Records to use:

======

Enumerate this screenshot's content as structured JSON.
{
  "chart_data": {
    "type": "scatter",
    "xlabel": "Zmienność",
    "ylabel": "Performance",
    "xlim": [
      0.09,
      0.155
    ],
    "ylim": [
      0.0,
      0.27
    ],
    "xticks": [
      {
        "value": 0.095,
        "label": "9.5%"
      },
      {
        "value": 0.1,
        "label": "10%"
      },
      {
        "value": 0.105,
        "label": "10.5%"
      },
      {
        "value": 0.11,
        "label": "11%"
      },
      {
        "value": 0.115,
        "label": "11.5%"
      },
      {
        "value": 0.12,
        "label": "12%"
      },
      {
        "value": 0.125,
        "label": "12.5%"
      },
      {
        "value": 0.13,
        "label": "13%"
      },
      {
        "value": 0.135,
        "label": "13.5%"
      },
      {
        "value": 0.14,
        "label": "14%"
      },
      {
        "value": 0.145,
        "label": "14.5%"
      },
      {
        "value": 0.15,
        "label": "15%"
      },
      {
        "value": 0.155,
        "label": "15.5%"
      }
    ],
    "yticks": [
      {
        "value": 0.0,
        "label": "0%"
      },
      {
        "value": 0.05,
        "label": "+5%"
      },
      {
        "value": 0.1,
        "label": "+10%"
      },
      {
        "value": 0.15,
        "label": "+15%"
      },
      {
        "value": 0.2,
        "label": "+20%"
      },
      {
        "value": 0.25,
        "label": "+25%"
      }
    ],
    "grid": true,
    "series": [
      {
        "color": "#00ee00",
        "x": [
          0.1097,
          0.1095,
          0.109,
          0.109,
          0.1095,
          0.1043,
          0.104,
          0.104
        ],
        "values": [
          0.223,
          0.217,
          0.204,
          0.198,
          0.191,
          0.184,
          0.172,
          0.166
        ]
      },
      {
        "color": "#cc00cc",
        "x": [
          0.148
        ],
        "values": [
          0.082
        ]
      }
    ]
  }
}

======

Stated exercise: Each line of the material should be echoed exactly.

Written answer:
Enumerate this screenshot's content as structured JSON.
{
  "chart_data": {
    "type": "scatter",
    "xlabel": "Zmienność",
    "ylabel": "Performance",
    "xlim": [
      0.09,
      0.155
    ],
    "ylim": [
      0.0,
      0.27
    ],
    "xticks": [
      {
        "value": 0.095,
        "label": "9.5%"
      },
      {
        "value": 0.1,
        "label": "10%"
      },
      {
        "value": 0.105,
        "label": "10.5%"
      },
      {
        "value": 0.11,
        "label": "11%"
      },
      {
        "value": 0.115,
        "label": "11.5%"
      },
      {
        "value": 0.12,
        "label": "12%"
      },
      {
        "value": 0.125,
        "label": "12.5%"
      },
      {
        "value": 0.13,
        "label": "13%"
      },
      {
        "value": 0.135,
        "label": "13.5%"
      },
      {
        "value": 0.14,
        "label": "14%"
      },
      {
        "value": 0.145,
        "label": "14.5%"
      },
      {
        "value": 0.15,
        "label": "15%"
      },
      {
        "value": 0.155,
        "label": "15.5%"
      }
    ],
    "yticks": [
      {
        "value": 0.0,
        "label": "0%"
      },
      {
        "value": 0.05,
        "label": "+5%"
      },
      {
        "value": 0.1,
        "label": "+10%"
      },
      {
        "value": 0.15,
        "label": "+15%"
      },
      {
        "value": 0.2,
        "label": "+20%"
      },
      {
        "value": 0.25,
        "label": "+25%"
      }
    ],
    "grid": true,
    "series": [
      {
        "color": "#00ee00",
        "x": [
          0.1097,
          0.1095,
          0.109,
          0.109,
          0.1095,
          0.1043,
          0.104,
          0.104
        ],
        "values": [
          0.223,
          0.217,
          0.204,
          0.198,
          0.191,
          0.184,
          0.172,
          0.166
        ]
      },
      {
        "color": "#cc00cc",
        "x": [
          0.148
        ],
        "values": [
          0.082
        ]
      }
    ]
  }
}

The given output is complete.